▶ TASK INSTRUCTIONS
Render the lines below from the one containing "cards-icon[interactable] [576, 970, 612, 1006]" through the one containing "star-filled-icon[interactable] [506, 1238, 542, 1274]", inclusive, as a Markdown table with the columns No. and Line, leaving out blank lines.
******************************
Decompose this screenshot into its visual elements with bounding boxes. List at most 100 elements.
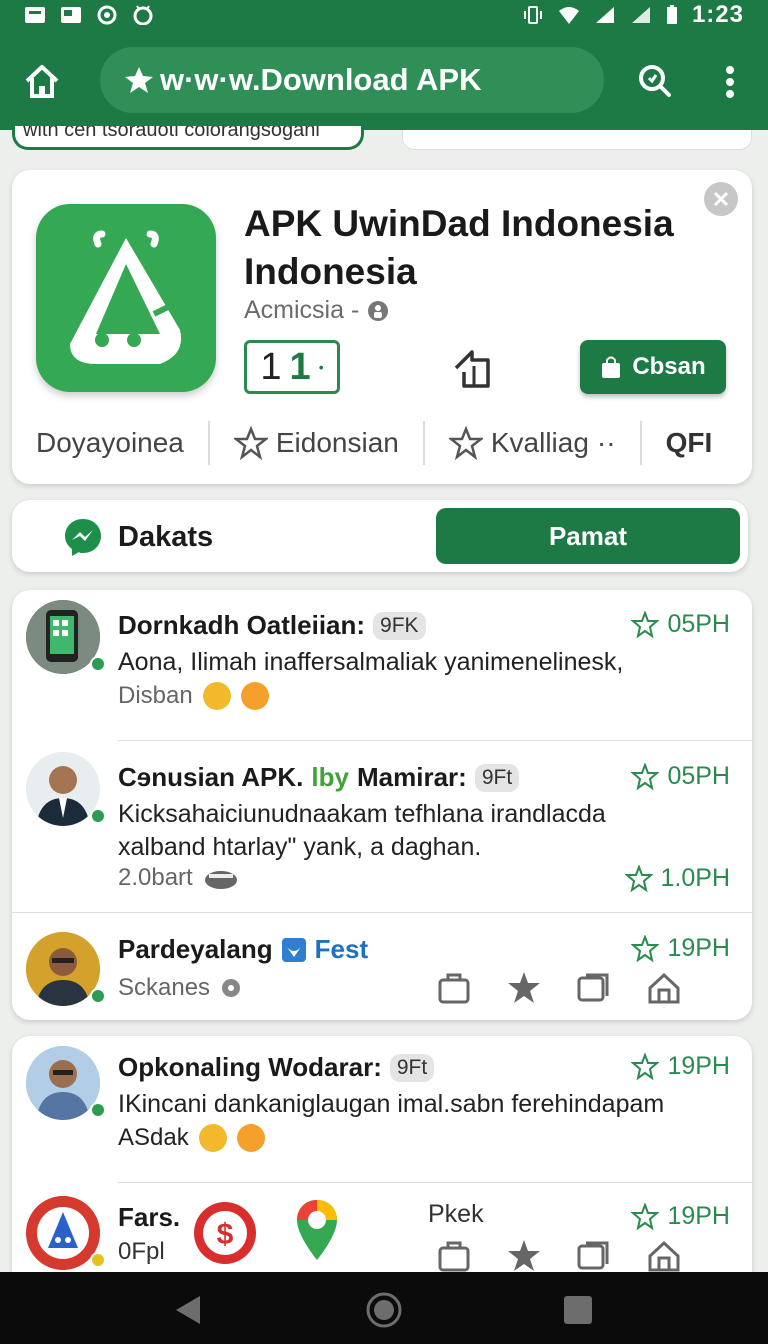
cards-icon[interactable] [576, 970, 612, 1006]
star-icon [125, 67, 153, 93]
rating-digit: 1 [260, 345, 282, 388]
rating-box: 1 1 • [244, 340, 340, 394]
star-outline-icon [631, 1202, 660, 1230]
star-outline-icon [448, 426, 483, 460]
more-vert-icon[interactable] [720, 62, 740, 102]
review-sub: 0Fрl [118, 1238, 165, 1265]
cards-icon[interactable] [576, 1238, 612, 1274]
review-badge: 9Ft [474, 763, 520, 792]
review-time[interactable]: 19PH [631, 1052, 730, 1081]
star-filled-icon[interactable] [506, 1238, 542, 1274]
review-item[interactable]: Pardeyalang Fest 19PH Sckanes [12, 914, 752, 1014]
review-sub: ASdak [118, 1124, 265, 1152]
avatar [26, 600, 100, 674]
battery-icon [666, 5, 677, 24]
angry-emoji-icon [240, 682, 269, 710]
review-item[interactable]: Opkonaling Wodarar: 9Ft 19PH IKincani da… [12, 1036, 752, 1182]
avatar [26, 1046, 100, 1120]
avatar [26, 932, 100, 1006]
image-icon [61, 7, 81, 23]
review-time[interactable]: 19PH [631, 934, 730, 963]
developer-row[interactable]: Acmicsia - [244, 296, 389, 325]
info-icon [368, 300, 389, 321]
install-button[interactable]: Cbsan [580, 340, 726, 394]
review-sub: Disban [118, 682, 269, 710]
dizzy-emoji-icon [198, 1124, 227, 1152]
svg-text:$: $ [217, 1218, 234, 1251]
star-outline-icon [631, 934, 660, 962]
online-dot [90, 988, 106, 1004]
home-icon[interactable] [22, 62, 62, 102]
home-nav-icon[interactable] [366, 1292, 402, 1328]
meta-category: Doyayoinea [12, 421, 210, 465]
divider [118, 1182, 752, 1183]
review-actions [436, 1238, 682, 1274]
review-time[interactable]: 05PH [631, 610, 730, 639]
online-dot [90, 808, 106, 824]
online-dot [90, 1102, 106, 1118]
back-icon[interactable] [172, 1294, 204, 1326]
review-time-secondary[interactable]: 1.0PH [624, 864, 730, 893]
app-bar: w·w·w.Download APK [0, 30, 768, 130]
partial-chip[interactable]: with ceh tsorauoti colorangsogani [12, 126, 364, 150]
maps-pin-icon[interactable] [294, 1198, 340, 1262]
bag-outline-icon[interactable] [436, 1238, 472, 1274]
divider [12, 912, 752, 913]
star-outline-icon [631, 610, 660, 638]
review-author: Dornkadh Oatleiian: 9FK [118, 610, 426, 641]
review-badge: 9Ft [389, 1053, 435, 1082]
tab-bar: Dakats Pamat [12, 500, 748, 572]
android-icon [133, 5, 153, 25]
system-nav-bar [0, 1272, 768, 1344]
review-item[interactable]: Cɘnusian APK. lby Mamirar: 9Ft 05PH Kick… [12, 742, 752, 912]
angry-emoji-icon [236, 1124, 265, 1152]
bag-outline-icon[interactable] [436, 970, 472, 1006]
review-actions [436, 970, 682, 1006]
app-title: APK UwinDad Indonesia Indonesia [244, 203, 674, 292]
app-info-card: APK UwinDad Indonesia Indonesia Acmicsia… [12, 170, 752, 484]
review-author: Opkonaling Wodarar: 9Ft [118, 1052, 435, 1083]
meta-quality: Kvalliag ·· [425, 421, 642, 465]
online-dot [90, 1252, 106, 1268]
signal-2-icon [631, 7, 650, 23]
url-bar[interactable]: w·w·w.Download APK [100, 47, 604, 113]
recents-icon[interactable] [564, 1296, 592, 1324]
url-text: w·w·w.Download APK [160, 62, 482, 97]
review-text: IKincani dankaniglaugan imal.sabn ferehi… [118, 1090, 665, 1118]
install-label: Cbsan [632, 353, 706, 380]
rating-digit-accent: 1 [289, 345, 311, 388]
reviews-list: Dornkadh Oatleiian: 9FK 05PH Aona, Ilima… [12, 590, 752, 1020]
tab-dakats[interactable]: Dakats [62, 516, 213, 558]
online-dot [90, 656, 106, 672]
review-sub: Sckanes [118, 974, 242, 1002]
sync-icon [97, 5, 117, 25]
rating-dot-icon: • [318, 359, 324, 375]
home-outline-icon[interactable] [646, 970, 682, 1006]
reviews-list-2: Opkonaling Wodarar: 9Ft 19PH IKincani da… [12, 1036, 752, 1296]
clock: 1:23 [691, 1, 744, 28]
tab-pamat[interactable]: Pamat [436, 508, 740, 564]
info-icon [222, 979, 241, 997]
message-icon [25, 7, 45, 23]
close-icon[interactable] [704, 182, 738, 216]
avatar [26, 752, 100, 826]
search-icon[interactable] [636, 62, 672, 98]
review-time[interactable]: 05PH [631, 762, 730, 791]
wifi-icon [558, 7, 579, 24]
android-logo-icon [70, 230, 182, 364]
star-outline-icon [624, 864, 653, 892]
car-icon [204, 871, 237, 889]
star-filled-icon[interactable] [506, 970, 542, 1006]
home-outline-icon[interactable] [646, 1238, 682, 1274]
dollar-icon[interactable]: $ [192, 1200, 258, 1266]
review-text: Kicksahaiciunudnaakam tefhlana irandlacd… [118, 800, 606, 861]
review-text: Aona, Ilimah inaffersalmaliak yanimeneli… [118, 648, 624, 676]
review-time[interactable]: 19PH [631, 1202, 730, 1231]
review-item[interactable]: Dornkadh Oatleiian: 9FK 05PH Aona, Ilima… [12, 590, 752, 740]
share-icon[interactable] [452, 346, 496, 390]
meta-size: QFI [665, 427, 713, 458]
review-mid-label: Pkek [428, 1200, 484, 1228]
review-author: Fars. [118, 1202, 181, 1232]
star-outline-icon [631, 762, 660, 790]
meta-rating: Eidonsian [210, 421, 425, 465]
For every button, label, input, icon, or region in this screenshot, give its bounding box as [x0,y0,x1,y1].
******************************
▶ SOLUTION
| No. | Line |
|---|---|
| 1 | cards-icon[interactable] [576, 970, 612, 1006] |
| 2 | star-icon [125, 67, 153, 93] |
| 3 | rating-digit: 1 [260, 345, 282, 388] |
| 4 | rating-box: 1 1 • [244, 340, 340, 394] |
| 5 | star-outline-icon [631, 1202, 660, 1230] |
| 6 | star-outline-icon [448, 426, 483, 460] |
| 7 | more-vert-icon[interactable] [720, 62, 740, 102] |
| 8 | review-sub: 0Fрl [118, 1238, 165, 1265] |
| 9 | cards-icon[interactable] [576, 1238, 612, 1274] |
| 10 | review-badge: 9Ft [474, 763, 520, 792] |
| 11 | review-time[interactable]: 19PH [631, 1052, 730, 1081] |
| 12 | star-filled-icon[interactable] [506, 1238, 542, 1274] |